(Records that describe figures)
★ ★ ★ ★
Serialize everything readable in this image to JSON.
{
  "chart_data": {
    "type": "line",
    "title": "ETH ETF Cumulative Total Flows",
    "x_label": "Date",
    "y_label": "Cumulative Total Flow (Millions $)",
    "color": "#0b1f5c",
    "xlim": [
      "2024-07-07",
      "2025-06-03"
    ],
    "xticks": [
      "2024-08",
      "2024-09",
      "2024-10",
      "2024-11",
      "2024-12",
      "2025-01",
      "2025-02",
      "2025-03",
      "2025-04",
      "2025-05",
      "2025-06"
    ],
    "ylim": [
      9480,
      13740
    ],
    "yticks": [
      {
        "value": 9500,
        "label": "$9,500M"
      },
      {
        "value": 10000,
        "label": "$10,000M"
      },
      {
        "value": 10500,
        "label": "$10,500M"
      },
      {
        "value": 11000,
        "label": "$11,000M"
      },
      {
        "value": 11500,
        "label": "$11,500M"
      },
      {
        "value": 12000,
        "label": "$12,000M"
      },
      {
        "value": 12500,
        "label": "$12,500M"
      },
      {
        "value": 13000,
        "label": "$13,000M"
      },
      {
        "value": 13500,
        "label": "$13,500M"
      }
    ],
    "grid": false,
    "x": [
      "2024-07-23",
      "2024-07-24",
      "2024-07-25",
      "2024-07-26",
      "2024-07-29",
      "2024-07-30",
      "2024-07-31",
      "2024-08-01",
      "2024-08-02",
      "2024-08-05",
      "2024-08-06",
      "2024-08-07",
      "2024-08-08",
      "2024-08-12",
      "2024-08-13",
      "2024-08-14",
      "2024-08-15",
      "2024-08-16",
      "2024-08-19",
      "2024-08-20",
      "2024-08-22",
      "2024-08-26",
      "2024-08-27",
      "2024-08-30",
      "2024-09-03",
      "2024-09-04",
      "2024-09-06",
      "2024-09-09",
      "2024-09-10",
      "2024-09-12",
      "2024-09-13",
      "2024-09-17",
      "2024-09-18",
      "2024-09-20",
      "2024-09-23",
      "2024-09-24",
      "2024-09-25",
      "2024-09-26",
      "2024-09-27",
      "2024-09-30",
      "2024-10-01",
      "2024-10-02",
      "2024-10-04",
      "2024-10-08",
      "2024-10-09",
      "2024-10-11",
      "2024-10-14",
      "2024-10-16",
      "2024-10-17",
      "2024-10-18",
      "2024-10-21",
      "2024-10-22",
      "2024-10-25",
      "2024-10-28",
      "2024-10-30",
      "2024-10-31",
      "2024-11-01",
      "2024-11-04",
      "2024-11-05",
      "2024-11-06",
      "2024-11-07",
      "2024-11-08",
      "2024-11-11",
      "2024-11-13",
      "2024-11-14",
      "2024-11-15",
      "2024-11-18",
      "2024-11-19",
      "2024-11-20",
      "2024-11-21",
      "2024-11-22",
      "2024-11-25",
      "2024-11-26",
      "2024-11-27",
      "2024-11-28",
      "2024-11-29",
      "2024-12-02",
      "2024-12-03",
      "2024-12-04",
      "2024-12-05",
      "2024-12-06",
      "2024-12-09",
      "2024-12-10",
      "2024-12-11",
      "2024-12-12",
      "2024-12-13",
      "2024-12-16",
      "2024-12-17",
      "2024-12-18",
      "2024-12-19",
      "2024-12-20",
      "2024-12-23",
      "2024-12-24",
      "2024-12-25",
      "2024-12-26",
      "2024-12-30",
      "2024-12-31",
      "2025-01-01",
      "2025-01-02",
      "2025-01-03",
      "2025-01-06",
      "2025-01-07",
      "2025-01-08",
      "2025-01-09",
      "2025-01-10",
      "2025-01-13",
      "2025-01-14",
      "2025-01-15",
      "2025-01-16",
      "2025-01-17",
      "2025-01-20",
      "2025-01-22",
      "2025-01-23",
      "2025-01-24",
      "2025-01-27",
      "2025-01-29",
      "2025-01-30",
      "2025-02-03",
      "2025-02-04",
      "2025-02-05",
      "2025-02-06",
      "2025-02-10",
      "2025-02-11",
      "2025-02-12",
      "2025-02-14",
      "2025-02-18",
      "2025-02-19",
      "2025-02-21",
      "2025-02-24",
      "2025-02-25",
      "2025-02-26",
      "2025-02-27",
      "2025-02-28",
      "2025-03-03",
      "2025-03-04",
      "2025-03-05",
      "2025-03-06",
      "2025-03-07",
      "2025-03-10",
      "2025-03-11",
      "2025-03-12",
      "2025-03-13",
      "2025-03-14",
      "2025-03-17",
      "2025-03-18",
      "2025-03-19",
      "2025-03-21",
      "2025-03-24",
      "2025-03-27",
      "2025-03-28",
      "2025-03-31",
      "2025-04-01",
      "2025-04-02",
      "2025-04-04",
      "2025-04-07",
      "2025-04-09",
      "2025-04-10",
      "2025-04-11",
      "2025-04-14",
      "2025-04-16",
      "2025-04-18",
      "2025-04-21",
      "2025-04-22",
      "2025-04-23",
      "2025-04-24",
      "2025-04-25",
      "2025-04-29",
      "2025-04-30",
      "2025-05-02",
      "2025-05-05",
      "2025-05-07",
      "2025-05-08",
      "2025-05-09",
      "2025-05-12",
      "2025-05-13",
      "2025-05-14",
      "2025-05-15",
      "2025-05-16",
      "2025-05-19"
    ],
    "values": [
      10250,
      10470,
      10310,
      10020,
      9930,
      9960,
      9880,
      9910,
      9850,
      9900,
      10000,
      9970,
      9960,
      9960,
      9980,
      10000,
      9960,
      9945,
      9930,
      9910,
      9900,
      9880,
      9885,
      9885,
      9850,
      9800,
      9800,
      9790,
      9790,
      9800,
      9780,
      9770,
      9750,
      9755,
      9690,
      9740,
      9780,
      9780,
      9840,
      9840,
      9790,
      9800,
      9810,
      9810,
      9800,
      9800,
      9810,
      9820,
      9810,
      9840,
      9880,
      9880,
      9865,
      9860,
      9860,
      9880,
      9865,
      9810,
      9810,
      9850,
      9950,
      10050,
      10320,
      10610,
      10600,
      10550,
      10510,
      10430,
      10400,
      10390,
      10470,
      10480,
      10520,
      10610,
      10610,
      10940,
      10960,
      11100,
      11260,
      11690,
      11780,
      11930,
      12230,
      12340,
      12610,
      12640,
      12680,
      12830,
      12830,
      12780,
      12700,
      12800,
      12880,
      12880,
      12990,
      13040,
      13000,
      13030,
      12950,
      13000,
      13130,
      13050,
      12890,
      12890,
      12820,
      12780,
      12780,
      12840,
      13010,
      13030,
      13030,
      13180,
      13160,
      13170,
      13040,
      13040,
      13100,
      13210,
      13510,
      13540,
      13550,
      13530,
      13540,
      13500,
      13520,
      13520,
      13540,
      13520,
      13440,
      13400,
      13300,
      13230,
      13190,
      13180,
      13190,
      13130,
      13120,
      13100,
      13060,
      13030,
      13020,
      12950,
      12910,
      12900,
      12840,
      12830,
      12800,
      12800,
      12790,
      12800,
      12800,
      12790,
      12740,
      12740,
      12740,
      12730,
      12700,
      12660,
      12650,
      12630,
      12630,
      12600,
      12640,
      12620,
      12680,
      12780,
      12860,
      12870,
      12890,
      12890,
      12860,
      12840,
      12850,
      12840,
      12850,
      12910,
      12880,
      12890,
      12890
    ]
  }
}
★ ★ ★ ★
Extract every line from the records above that contains the word "Total".

    "title": "ETH ETF Cumulative Total Flows",
    "y_label": "Cumulative Total Flow (Millions $)",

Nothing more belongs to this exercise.